* **TASK TO CARRY OUT**:
Quote all of the following lines verbatim, keeping every character, space and line break unchanged.
▽
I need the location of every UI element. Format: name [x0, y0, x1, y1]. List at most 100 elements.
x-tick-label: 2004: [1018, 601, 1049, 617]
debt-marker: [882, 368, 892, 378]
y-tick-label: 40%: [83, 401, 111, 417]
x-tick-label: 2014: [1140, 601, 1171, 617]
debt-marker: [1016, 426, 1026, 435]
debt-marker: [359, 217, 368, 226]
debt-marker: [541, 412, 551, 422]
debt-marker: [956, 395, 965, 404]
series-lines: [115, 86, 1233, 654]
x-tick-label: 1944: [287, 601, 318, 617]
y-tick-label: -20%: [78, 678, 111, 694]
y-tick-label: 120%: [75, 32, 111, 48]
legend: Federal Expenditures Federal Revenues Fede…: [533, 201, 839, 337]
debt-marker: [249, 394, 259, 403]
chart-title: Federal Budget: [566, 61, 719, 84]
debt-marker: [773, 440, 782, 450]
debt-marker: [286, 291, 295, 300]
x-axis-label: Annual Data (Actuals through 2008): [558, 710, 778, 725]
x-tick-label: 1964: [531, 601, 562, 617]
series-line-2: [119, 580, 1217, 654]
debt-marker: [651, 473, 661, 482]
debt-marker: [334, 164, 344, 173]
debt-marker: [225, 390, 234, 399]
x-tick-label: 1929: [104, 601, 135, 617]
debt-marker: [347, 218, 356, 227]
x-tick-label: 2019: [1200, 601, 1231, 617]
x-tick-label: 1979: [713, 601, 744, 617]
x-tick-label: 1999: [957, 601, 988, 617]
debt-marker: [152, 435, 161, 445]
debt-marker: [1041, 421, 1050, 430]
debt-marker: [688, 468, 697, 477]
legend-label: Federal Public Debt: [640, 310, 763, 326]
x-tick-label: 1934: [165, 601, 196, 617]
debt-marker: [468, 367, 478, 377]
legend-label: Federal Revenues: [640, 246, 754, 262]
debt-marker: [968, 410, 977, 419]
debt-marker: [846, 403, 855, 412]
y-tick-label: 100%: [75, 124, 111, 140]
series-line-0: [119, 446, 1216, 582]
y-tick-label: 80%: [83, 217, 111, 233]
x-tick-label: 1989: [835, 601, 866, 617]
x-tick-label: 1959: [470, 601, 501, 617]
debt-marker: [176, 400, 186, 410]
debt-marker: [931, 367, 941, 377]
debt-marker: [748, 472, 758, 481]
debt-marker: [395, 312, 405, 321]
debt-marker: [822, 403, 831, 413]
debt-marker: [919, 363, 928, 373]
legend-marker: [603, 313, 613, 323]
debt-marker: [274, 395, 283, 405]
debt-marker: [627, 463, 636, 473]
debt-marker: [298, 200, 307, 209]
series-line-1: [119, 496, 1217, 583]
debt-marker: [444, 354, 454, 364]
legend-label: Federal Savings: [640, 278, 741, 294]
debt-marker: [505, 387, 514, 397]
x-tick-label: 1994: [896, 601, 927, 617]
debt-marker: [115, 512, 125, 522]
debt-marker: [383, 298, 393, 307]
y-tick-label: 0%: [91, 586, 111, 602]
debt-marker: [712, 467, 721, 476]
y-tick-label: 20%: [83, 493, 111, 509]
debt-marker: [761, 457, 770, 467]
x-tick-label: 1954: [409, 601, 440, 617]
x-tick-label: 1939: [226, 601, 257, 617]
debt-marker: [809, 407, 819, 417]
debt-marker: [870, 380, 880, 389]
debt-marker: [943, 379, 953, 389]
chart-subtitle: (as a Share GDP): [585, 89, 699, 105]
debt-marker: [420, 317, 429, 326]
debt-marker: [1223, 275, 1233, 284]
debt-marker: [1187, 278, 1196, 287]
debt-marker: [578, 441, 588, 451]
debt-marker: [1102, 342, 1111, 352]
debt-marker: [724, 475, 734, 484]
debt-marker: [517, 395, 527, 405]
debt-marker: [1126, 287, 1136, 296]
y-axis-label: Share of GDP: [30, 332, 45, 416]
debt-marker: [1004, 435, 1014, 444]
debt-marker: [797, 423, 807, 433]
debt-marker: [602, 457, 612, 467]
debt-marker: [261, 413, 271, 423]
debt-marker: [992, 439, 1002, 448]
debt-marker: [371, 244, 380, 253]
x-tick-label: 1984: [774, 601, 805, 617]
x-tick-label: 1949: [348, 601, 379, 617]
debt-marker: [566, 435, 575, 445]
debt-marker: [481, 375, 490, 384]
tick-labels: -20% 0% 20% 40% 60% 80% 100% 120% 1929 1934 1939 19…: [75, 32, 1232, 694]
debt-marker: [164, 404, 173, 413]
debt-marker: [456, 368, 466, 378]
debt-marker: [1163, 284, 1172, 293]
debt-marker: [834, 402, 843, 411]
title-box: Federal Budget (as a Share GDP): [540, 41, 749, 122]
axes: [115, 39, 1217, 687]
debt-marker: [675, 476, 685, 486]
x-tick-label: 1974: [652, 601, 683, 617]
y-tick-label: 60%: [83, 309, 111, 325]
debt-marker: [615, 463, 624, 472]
△
* **ANSWER TO THIS PROBLEM**:
I need the location of every UI element. Format: name [x0, y0, x1, y1]. List at most 100 elements.
x-tick-label: 2004: [1018, 601, 1049, 617]
debt-marker: [882, 368, 892, 378]
y-tick-label: 40%: [83, 401, 111, 417]
x-tick-label: 2014: [1140, 601, 1171, 617]
debt-marker: [1016, 426, 1026, 435]
debt-marker: [359, 217, 368, 226]
debt-marker: [541, 412, 551, 422]
debt-marker: [956, 395, 965, 404]
series-lines: [115, 86, 1233, 654]
x-tick-label: 1944: [287, 601, 318, 617]
y-tick-label: -20%: [78, 678, 111, 694]
y-tick-label: 120%: [75, 32, 111, 48]
legend: Federal Expenditures Federal Revenues Fede…: [533, 201, 839, 337]
debt-marker: [249, 394, 259, 403]
chart-title: Federal Budget: [566, 61, 719, 84]
debt-marker: [773, 440, 782, 450]
debt-marker: [286, 291, 295, 300]
x-axis-label: Annual Data (Actuals through 2008): [558, 710, 778, 725]
x-tick-label: 1964: [531, 601, 562, 617]
series-line-2: [119, 580, 1217, 654]
debt-marker: [651, 473, 661, 482]
debt-marker: [334, 164, 344, 173]
debt-marker: [225, 390, 234, 399]
x-tick-label: 1929: [104, 601, 135, 617]
debt-marker: [347, 218, 356, 227]
x-tick-label: 2019: [1200, 601, 1231, 617]
x-tick-label: 1979: [713, 601, 744, 617]
x-tick-label: 1999: [957, 601, 988, 617]
debt-marker: [152, 435, 161, 445]
debt-marker: [1041, 421, 1050, 430]
debt-marker: [688, 468, 697, 477]
legend-label: Federal Public Debt: [640, 310, 763, 326]
x-tick-label: 1934: [165, 601, 196, 617]
debt-marker: [468, 367, 478, 377]
legend-label: Federal Revenues: [640, 246, 754, 262]
debt-marker: [968, 410, 977, 419]
debt-marker: [846, 403, 855, 412]
y-tick-label: 100%: [75, 124, 111, 140]
series-line-0: [119, 446, 1216, 582]
y-tick-label: 80%: [83, 217, 111, 233]
x-tick-label: 1989: [835, 601, 866, 617]
x-tick-label: 1959: [470, 601, 501, 617]
debt-marker: [176, 400, 186, 410]
debt-marker: [931, 367, 941, 377]
debt-marker: [748, 472, 758, 481]
debt-marker: [395, 312, 405, 321]
debt-marker: [822, 403, 831, 413]
debt-marker: [919, 363, 928, 373]
legend-marker: [603, 313, 613, 323]
debt-marker: [274, 395, 283, 405]
debt-marker: [627, 463, 636, 473]
debt-marker: [298, 200, 307, 209]
series-line-1: [119, 496, 1217, 583]
debt-marker: [444, 354, 454, 364]
legend-label: Federal Savings: [640, 278, 741, 294]
debt-marker: [505, 387, 514, 397]
x-tick-label: 1994: [896, 601, 927, 617]
debt-marker: [115, 512, 125, 522]
debt-marker: [383, 298, 393, 307]
y-tick-label: 0%: [91, 586, 111, 602]
debt-marker: [712, 467, 721, 476]
y-tick-label: 20%: [83, 493, 111, 509]
debt-marker: [761, 457, 770, 467]
x-tick-label: 1954: [409, 601, 440, 617]
x-tick-label: 1939: [226, 601, 257, 617]
debt-marker: [809, 407, 819, 417]
debt-marker: [870, 380, 880, 389]
debt-marker: [943, 379, 953, 389]
chart-subtitle: (as a Share GDP): [585, 89, 699, 105]
debt-marker: [420, 317, 429, 326]
debt-marker: [1223, 275, 1233, 284]
debt-marker: [1187, 278, 1196, 287]
debt-marker: [578, 441, 588, 451]
debt-marker: [1102, 342, 1111, 352]
debt-marker: [724, 475, 734, 484]
debt-marker: [517, 395, 527, 405]
debt-marker: [1126, 287, 1136, 296]
y-axis-label: Share of GDP: [30, 332, 45, 416]
debt-marker: [1004, 435, 1014, 444]
debt-marker: [797, 423, 807, 433]
debt-marker: [602, 457, 612, 467]
debt-marker: [261, 413, 271, 423]
debt-marker: [992, 439, 1002, 448]
debt-marker: [371, 244, 380, 253]
x-tick-label: 1984: [774, 601, 805, 617]
x-tick-label: 1949: [348, 601, 379, 617]
debt-marker: [566, 435, 575, 445]
debt-marker: [481, 375, 490, 384]
tick-labels: -20% 0% 20% 40% 60% 80% 100% 120% 1929 1934 1939 19…: [75, 32, 1232, 694]
debt-marker: [164, 404, 173, 413]
debt-marker: [456, 368, 466, 378]
debt-marker: [1163, 284, 1172, 293]
debt-marker: [834, 402, 843, 411]
title-box: Federal Budget (as a Share GDP): [540, 41, 749, 122]
axes: [115, 39, 1217, 687]
debt-marker: [675, 476, 685, 486]
x-tick-label: 1974: [652, 601, 683, 617]
y-tick-label: 60%: [83, 309, 111, 325]
debt-marker: [615, 463, 624, 472]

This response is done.